WORK TO DO: Find the lines that contain the word "Functional" and copy each one.

INFORMATION SUPPLIED:
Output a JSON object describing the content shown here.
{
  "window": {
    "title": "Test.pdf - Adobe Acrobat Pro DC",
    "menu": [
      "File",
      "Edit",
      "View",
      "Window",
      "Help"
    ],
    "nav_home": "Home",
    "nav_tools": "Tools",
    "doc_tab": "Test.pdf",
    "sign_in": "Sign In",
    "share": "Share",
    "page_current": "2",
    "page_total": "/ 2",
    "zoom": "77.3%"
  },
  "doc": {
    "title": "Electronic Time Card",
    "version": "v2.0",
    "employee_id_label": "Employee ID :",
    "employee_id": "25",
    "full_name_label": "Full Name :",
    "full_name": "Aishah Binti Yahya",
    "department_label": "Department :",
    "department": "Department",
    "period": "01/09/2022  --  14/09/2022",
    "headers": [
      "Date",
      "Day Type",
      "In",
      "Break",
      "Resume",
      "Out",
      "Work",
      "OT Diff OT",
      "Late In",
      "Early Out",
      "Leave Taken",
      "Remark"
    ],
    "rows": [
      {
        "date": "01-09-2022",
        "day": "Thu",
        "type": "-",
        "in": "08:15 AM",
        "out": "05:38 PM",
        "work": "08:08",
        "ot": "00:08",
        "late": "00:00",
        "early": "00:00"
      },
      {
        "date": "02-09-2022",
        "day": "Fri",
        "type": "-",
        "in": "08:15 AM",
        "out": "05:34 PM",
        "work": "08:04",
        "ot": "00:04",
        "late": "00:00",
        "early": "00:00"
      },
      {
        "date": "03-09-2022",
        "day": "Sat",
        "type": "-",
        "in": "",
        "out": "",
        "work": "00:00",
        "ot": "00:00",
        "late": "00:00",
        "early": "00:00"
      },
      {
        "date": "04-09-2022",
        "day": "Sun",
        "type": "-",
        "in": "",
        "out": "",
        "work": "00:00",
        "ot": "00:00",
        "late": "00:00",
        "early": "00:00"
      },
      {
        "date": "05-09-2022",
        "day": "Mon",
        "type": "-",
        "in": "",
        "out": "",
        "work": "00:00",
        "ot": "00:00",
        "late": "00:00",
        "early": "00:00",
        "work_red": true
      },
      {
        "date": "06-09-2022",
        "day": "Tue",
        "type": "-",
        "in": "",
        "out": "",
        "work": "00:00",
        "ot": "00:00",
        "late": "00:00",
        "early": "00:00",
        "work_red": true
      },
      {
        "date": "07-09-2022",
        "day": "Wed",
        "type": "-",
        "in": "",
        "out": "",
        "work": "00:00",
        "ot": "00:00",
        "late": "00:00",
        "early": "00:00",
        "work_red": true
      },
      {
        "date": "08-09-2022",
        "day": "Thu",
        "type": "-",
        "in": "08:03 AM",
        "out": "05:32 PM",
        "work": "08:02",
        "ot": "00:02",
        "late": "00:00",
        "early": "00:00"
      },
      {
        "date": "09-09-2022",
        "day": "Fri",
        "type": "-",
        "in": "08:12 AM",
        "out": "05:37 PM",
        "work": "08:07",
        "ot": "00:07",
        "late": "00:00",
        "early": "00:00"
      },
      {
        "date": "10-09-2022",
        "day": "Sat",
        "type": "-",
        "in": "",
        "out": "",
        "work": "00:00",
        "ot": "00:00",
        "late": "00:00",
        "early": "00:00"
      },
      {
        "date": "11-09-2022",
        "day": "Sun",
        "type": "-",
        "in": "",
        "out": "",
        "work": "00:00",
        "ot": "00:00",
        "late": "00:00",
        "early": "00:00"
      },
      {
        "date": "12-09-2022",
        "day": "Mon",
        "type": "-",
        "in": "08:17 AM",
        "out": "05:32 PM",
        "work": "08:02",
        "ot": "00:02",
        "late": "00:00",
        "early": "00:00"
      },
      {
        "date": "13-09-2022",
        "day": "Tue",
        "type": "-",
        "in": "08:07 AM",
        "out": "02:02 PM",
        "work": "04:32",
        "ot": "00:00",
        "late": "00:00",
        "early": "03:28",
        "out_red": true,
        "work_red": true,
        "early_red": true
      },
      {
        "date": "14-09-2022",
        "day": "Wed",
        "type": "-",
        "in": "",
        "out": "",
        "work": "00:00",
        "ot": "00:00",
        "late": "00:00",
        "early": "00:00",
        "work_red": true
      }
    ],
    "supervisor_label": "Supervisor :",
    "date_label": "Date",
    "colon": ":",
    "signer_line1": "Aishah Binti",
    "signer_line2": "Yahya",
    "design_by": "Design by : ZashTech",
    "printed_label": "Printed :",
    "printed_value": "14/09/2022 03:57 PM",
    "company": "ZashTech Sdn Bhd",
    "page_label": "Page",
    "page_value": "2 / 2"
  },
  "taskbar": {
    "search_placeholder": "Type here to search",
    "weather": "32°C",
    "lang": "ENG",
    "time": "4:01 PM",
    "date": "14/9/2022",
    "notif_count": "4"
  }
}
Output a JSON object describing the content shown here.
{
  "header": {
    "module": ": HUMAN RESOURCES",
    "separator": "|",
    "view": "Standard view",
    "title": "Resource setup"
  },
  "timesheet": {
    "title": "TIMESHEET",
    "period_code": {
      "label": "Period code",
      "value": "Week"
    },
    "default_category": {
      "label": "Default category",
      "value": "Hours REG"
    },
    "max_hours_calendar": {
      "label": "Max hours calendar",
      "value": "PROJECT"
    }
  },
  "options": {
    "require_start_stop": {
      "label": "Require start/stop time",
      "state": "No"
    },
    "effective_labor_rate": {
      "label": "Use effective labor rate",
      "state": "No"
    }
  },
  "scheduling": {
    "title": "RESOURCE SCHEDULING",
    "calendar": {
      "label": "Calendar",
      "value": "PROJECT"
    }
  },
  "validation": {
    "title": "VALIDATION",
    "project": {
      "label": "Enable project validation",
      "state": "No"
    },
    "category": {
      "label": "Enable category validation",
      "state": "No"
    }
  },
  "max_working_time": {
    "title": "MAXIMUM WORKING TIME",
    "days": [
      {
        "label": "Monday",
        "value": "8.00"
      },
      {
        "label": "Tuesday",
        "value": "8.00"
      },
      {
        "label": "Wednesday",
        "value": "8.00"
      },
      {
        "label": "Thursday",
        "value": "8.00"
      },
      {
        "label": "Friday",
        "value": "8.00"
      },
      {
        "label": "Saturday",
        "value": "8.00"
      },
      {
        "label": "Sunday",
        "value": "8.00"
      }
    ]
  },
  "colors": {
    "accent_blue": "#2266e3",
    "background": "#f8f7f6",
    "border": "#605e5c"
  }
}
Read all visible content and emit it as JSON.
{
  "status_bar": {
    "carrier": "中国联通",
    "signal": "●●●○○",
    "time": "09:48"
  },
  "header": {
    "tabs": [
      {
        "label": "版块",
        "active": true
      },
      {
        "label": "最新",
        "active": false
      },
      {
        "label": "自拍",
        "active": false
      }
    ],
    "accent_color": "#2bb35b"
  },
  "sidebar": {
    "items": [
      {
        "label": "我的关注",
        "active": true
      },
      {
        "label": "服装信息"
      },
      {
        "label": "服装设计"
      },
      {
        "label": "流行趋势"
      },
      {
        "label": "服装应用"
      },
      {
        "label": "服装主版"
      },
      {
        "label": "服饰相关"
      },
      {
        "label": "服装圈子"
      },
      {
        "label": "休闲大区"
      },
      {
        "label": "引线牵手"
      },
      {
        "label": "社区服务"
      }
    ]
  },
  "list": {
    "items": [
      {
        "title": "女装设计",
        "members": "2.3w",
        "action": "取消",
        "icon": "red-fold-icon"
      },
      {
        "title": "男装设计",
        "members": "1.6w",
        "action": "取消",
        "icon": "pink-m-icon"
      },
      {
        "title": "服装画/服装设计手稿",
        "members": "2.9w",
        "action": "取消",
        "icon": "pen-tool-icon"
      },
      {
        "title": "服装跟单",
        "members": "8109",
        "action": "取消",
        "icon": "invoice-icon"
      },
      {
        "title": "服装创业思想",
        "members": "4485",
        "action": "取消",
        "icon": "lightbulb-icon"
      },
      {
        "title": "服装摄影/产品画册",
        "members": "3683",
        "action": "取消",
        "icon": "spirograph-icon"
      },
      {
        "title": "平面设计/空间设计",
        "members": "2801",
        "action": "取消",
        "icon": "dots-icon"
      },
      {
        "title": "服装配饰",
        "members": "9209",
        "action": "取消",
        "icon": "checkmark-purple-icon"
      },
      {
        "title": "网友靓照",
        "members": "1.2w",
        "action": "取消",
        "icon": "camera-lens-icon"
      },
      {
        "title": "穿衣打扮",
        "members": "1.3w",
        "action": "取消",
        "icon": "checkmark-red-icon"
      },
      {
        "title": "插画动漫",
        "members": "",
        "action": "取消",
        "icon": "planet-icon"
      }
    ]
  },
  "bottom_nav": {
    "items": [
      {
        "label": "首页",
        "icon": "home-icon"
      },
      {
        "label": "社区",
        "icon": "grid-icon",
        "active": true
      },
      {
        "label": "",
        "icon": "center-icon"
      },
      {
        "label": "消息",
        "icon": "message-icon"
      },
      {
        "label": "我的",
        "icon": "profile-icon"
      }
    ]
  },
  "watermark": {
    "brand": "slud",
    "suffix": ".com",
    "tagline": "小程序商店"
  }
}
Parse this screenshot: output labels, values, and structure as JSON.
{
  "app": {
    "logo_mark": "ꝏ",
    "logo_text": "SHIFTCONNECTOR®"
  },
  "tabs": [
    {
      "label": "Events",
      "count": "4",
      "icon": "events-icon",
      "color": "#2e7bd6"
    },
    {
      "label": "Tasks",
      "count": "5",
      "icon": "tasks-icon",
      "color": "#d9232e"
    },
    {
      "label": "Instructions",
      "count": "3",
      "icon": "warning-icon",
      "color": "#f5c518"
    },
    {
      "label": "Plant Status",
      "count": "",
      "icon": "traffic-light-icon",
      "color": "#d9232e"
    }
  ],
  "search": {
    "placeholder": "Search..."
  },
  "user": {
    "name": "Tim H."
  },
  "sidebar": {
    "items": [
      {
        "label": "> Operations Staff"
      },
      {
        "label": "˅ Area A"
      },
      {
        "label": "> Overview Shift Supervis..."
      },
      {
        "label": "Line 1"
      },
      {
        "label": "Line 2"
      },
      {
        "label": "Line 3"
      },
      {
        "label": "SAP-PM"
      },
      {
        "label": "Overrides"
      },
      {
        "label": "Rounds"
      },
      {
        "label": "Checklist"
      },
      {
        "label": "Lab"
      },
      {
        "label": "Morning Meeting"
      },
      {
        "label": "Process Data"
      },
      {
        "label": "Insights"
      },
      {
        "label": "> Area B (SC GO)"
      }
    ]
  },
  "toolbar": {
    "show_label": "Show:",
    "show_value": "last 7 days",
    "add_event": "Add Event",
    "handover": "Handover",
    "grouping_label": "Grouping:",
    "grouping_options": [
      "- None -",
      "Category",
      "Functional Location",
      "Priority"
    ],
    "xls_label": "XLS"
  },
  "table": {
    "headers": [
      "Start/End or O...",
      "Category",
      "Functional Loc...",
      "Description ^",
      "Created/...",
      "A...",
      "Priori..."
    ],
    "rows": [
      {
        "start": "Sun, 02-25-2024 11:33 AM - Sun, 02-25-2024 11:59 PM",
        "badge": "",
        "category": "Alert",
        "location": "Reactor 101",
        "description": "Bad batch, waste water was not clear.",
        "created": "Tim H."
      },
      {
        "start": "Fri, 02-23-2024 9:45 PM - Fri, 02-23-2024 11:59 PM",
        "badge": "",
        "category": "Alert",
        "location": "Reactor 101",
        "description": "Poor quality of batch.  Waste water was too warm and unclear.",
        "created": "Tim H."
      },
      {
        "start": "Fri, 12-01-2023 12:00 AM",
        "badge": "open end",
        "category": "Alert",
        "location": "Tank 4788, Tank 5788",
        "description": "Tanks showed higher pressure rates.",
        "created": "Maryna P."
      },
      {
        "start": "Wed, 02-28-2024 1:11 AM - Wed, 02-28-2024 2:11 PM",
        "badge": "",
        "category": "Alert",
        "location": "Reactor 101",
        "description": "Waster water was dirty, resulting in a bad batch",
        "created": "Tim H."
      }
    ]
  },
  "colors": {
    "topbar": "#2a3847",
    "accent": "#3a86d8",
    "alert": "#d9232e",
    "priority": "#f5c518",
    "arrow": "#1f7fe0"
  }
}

RESPONSE TO THE EXERCISE:
      "Functional Location",
      "Functional Loc...",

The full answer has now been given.